§ WHAT NEEDS TO BE DONE: Repeat the records below exactly.

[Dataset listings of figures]
>>>>
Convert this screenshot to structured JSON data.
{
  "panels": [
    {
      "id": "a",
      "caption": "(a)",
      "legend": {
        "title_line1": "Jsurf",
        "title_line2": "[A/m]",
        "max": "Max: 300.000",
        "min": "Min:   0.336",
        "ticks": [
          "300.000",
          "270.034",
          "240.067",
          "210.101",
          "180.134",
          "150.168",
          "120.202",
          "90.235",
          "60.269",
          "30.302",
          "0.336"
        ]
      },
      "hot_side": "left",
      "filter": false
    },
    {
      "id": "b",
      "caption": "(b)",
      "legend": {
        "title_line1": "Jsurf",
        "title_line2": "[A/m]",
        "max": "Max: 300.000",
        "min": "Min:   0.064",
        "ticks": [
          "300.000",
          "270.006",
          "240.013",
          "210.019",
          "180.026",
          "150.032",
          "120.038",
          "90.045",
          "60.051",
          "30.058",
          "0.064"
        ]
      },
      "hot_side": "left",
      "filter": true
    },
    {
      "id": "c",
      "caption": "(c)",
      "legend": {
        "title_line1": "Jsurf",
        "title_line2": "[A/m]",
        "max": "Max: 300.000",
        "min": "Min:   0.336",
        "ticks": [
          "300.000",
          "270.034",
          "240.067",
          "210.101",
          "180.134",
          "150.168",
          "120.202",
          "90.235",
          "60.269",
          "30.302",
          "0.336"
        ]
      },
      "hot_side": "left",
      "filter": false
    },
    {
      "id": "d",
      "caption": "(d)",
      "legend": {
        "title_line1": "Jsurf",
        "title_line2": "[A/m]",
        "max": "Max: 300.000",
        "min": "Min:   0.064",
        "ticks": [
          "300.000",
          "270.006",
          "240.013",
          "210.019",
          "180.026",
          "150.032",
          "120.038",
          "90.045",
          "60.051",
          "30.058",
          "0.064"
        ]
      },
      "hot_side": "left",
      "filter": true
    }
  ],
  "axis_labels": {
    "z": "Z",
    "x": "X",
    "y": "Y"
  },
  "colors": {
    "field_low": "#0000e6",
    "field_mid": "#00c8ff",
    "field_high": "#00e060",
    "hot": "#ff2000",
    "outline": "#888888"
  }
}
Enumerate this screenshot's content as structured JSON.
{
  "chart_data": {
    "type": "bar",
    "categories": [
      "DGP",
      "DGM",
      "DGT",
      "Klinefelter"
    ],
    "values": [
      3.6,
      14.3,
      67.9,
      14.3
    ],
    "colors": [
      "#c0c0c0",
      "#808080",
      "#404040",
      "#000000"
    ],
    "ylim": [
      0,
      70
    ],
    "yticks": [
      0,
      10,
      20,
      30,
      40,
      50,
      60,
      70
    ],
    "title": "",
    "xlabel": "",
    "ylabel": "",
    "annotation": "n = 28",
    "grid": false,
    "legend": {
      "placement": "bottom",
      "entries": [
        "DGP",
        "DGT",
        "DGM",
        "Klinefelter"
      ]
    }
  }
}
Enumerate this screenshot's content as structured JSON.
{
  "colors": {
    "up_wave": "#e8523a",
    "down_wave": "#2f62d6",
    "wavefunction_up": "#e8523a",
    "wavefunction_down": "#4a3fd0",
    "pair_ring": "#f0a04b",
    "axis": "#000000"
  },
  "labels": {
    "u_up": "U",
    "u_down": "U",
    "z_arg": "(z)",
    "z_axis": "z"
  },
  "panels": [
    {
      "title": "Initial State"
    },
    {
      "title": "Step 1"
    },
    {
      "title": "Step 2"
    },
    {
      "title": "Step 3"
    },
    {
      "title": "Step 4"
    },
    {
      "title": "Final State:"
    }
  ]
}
<<<<
§ RIGHT ANSWER:
Convert this screenshot to structured JSON data.
{
  "panels": [
    {
      "id": "a",
      "caption": "(a)",
      "legend": {
        "title_line1": "Jsurf",
        "title_line2": "[A/m]",
        "max": "Max: 300.000",
        "min": "Min:   0.336",
        "ticks": [
          "300.000",
          "270.034",
          "240.067",
          "210.101",
          "180.134",
          "150.168",
          "120.202",
          "90.235",
          "60.269",
          "30.302",
          "0.336"
        ]
      },
      "hot_side": "left",
      "filter": false
    },
    {
      "id": "b",
      "caption": "(b)",
      "legend": {
        "title_line1": "Jsurf",
        "title_line2": "[A/m]",
        "max": "Max: 300.000",
        "min": "Min:   0.064",
        "ticks": [
          "300.000",
          "270.006",
          "240.013",
          "210.019",
          "180.026",
          "150.032",
          "120.038",
          "90.045",
          "60.051",
          "30.058",
          "0.064"
        ]
      },
      "hot_side": "left",
      "filter": true
    },
    {
      "id": "c",
      "caption": "(c)",
      "legend": {
        "title_line1": "Jsurf",
        "title_line2": "[A/m]",
        "max": "Max: 300.000",
        "min": "Min:   0.336",
        "ticks": [
          "300.000",
          "270.034",
          "240.067",
          "210.101",
          "180.134",
          "150.168",
          "120.202",
          "90.235",
          "60.269",
          "30.302",
          "0.336"
        ]
      },
      "hot_side": "left",
      "filter": false
    },
    {
      "id": "d",
      "caption": "(d)",
      "legend": {
        "title_line1": "Jsurf",
        "title_line2": "[A/m]",
        "max": "Max: 300.000",
        "min": "Min:   0.064",
        "ticks": [
          "300.000",
          "270.006",
          "240.013",
          "210.019",
          "180.026",
          "150.032",
          "120.038",
          "90.045",
          "60.051",
          "30.058",
          "0.064"
        ]
      },
      "hot_side": "left",
      "filter": true
    }
  ],
  "axis_labels": {
    "z": "Z",
    "x": "X",
    "y": "Y"
  },
  "colors": {
    "field_low": "#0000e6",
    "field_mid": "#00c8ff",
    "field_high": "#00e060",
    "hot": "#ff2000",
    "outline": "#888888"
  }
}
Enumerate this screenshot's content as structured JSON.
{
  "chart_data": {
    "type": "bar",
    "categories": [
      "DGP",
      "DGM",
      "DGT",
      "Klinefelter"
    ],
    "values": [
      3.6,
      14.3,
      67.9,
      14.3
    ],
    "colors": [
      "#c0c0c0",
      "#808080",
      "#404040",
      "#000000"
    ],
    "ylim": [
      0,
      70
    ],
    "yticks": [
      0,
      10,
      20,
      30,
      40,
      50,
      60,
      70
    ],
    "title": "",
    "xlabel": "",
    "ylabel": "",
    "annotation": "n = 28",
    "grid": false,
    "legend": {
      "placement": "bottom",
      "entries": [
        "DGP",
        "DGT",
        "DGM",
        "Klinefelter"
      ]
    }
  }
}
Enumerate this screenshot's content as structured JSON.
{
  "colors": {
    "up_wave": "#e8523a",
    "down_wave": "#2f62d6",
    "wavefunction_up": "#e8523a",
    "wavefunction_down": "#4a3fd0",
    "pair_ring": "#f0a04b",
    "axis": "#000000"
  },
  "labels": {
    "u_up": "U",
    "u_down": "U",
    "z_arg": "(z)",
    "z_axis": "z"
  },
  "panels": [
    {
      "title": "Initial State"
    },
    {
      "title": "Step 1"
    },
    {
      "title": "Step 2"
    },
    {
      "title": "Step 3"
    },
    {
      "title": "Step 4"
    },
    {
      "title": "Final State:"
    }
  ]
}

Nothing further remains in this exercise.